### Your objective
Find the lines below that contain the string "ainsi". Copy each one.

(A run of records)
— BEGIN —
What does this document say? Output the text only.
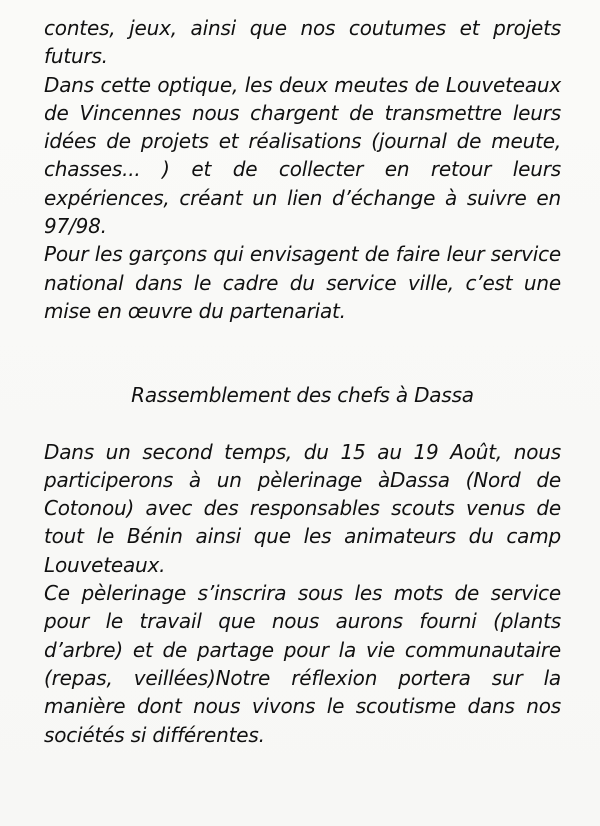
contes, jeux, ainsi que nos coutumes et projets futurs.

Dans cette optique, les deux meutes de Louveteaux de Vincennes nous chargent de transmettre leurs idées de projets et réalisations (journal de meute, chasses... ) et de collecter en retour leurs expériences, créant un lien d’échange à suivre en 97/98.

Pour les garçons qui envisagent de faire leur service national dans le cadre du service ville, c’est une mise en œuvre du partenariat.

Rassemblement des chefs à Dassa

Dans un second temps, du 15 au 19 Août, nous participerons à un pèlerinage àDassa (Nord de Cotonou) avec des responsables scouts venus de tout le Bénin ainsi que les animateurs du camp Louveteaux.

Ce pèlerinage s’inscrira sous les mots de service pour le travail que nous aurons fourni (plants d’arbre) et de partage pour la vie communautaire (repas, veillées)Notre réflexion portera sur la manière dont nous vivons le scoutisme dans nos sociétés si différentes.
— END —
— BEGIN —
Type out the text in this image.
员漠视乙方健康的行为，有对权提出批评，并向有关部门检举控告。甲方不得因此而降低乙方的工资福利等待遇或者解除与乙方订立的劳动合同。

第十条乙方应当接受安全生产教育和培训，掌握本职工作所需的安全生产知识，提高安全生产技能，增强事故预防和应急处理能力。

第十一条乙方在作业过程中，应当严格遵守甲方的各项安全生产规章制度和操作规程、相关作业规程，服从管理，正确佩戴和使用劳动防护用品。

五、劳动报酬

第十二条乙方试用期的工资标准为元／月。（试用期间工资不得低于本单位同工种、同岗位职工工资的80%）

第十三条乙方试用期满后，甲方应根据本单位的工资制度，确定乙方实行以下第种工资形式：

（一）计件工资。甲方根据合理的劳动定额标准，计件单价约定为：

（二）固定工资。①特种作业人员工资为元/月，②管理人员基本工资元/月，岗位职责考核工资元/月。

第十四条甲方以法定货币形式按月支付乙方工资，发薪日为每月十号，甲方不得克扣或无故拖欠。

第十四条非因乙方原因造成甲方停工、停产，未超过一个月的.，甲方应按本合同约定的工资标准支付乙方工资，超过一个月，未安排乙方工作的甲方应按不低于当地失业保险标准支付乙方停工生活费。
— END —
— BEGIN —
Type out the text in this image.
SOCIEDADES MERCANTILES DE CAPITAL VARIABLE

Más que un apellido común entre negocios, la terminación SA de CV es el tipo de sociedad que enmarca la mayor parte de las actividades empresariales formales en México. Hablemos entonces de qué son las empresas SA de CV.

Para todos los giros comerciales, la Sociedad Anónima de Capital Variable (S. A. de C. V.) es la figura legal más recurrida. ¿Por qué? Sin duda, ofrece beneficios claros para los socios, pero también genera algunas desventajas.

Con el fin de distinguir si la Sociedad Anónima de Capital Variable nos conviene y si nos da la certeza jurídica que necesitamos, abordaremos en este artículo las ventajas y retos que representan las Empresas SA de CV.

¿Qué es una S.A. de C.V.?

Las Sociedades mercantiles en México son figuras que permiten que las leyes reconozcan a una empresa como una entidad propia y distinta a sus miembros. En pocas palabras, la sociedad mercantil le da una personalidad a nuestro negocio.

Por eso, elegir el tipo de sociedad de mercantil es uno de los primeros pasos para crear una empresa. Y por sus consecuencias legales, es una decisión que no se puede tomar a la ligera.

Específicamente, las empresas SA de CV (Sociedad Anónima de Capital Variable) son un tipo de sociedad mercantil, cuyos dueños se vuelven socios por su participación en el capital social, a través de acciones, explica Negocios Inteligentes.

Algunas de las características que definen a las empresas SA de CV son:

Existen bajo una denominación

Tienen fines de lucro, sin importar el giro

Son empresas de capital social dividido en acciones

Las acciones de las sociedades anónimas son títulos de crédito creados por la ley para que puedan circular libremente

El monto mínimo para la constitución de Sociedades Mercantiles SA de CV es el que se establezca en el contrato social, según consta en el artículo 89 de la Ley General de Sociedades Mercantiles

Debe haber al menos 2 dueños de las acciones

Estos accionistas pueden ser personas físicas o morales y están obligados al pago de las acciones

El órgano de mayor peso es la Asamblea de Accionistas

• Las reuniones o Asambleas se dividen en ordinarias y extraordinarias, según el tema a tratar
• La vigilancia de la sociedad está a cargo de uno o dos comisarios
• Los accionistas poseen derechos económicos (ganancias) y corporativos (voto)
— END —
### Written solution
contes, jeux, ainsi que nos coutumes et projets futurs.
Dans un second temps, du 15 au 19 Août, nous participerons à un pèlerinage àDassa (Nord de Cotonou) avec des responsables scouts venus de tout le Bénin ainsi que les animateurs du camp Louveteaux.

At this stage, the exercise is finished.